* [EXERCISE BRIEF]: Every line from the line containing "Extract the structured" through the final line below is to be repeated exactly; no other line is.
** START RECORDS **
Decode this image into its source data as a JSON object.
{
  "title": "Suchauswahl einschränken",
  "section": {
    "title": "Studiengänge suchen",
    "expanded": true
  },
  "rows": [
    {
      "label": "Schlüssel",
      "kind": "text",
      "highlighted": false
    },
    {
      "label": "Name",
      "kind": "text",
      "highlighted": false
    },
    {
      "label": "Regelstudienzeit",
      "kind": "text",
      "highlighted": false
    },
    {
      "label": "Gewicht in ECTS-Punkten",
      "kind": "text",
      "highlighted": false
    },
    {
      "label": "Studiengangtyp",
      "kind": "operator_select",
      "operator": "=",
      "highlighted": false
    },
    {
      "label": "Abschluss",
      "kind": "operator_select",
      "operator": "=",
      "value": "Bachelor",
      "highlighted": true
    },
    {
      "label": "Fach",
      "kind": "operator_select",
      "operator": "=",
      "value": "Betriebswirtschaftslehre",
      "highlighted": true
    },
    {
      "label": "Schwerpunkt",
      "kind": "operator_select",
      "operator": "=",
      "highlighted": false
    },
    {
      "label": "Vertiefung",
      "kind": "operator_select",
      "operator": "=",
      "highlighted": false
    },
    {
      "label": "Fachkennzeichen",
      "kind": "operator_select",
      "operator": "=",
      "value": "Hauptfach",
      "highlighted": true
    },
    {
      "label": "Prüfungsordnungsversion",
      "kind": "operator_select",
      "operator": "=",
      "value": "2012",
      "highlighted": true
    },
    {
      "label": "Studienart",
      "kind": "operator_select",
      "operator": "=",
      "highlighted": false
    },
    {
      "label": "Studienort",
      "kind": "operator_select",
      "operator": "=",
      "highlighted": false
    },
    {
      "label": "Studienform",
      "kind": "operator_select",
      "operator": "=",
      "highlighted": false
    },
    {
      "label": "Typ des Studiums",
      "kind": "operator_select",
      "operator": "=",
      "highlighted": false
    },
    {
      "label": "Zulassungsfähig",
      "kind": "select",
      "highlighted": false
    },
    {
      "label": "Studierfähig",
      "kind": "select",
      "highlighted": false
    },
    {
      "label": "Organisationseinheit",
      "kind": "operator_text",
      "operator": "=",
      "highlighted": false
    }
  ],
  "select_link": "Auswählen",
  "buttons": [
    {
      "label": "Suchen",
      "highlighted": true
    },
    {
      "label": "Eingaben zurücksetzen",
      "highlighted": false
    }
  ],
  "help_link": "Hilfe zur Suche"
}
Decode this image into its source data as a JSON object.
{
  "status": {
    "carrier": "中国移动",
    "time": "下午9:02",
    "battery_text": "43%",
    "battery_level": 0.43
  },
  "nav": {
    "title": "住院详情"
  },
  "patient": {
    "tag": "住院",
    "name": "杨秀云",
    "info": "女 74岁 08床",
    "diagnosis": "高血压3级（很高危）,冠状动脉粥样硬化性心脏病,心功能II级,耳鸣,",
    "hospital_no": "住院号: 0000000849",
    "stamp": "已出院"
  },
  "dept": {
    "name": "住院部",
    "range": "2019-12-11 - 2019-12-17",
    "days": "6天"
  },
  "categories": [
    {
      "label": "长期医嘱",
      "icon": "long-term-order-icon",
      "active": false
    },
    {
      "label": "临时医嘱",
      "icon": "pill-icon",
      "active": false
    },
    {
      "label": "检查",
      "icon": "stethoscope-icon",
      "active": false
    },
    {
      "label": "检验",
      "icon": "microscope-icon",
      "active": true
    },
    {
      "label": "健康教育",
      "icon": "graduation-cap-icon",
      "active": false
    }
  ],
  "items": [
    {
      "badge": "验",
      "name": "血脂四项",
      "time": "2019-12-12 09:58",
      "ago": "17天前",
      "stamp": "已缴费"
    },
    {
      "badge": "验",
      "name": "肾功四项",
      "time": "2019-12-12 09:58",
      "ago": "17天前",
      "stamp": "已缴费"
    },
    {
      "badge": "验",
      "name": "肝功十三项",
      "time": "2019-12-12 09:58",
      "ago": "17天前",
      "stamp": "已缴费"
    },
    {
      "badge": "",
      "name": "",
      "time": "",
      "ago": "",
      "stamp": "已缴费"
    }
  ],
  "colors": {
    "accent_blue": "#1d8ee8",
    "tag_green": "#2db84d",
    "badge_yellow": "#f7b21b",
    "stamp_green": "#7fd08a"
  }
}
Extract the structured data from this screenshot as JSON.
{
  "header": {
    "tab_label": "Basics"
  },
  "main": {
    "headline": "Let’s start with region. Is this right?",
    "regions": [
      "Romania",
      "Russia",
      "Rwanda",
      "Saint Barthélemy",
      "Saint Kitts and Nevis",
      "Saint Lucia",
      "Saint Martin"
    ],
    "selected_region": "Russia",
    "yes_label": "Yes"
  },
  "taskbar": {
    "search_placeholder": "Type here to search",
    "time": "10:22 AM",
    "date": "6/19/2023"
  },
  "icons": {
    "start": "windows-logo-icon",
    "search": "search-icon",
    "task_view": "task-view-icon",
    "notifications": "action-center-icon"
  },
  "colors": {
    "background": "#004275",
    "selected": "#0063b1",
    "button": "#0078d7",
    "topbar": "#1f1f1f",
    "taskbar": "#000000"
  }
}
** END RECORDS **
* [RESULT OF THIS EXERCISE]:
Extract the structured data from this screenshot as JSON.
{
  "header": {
    "tab_label": "Basics"
  },
  "main": {
    "headline": "Let’s start with region. Is this right?",
    "regions": [
      "Romania",
      "Russia",
      "Rwanda",
      "Saint Barthélemy",
      "Saint Kitts and Nevis",
      "Saint Lucia",
      "Saint Martin"
    ],
    "selected_region": "Russia",
    "yes_label": "Yes"
  },
  "taskbar": {
    "search_placeholder": "Type here to search",
    "time": "10:22 AM",
    "date": "6/19/2023"
  },
  "icons": {
    "start": "windows-logo-icon",
    "search": "search-icon",
    "task_view": "task-view-icon",
    "notifications": "action-center-icon"
  },
  "colors": {
    "background": "#004275",
    "selected": "#0063b1",
    "button": "#0078d7",
    "topbar": "#1f1f1f",
    "taskbar": "#000000"
  }
}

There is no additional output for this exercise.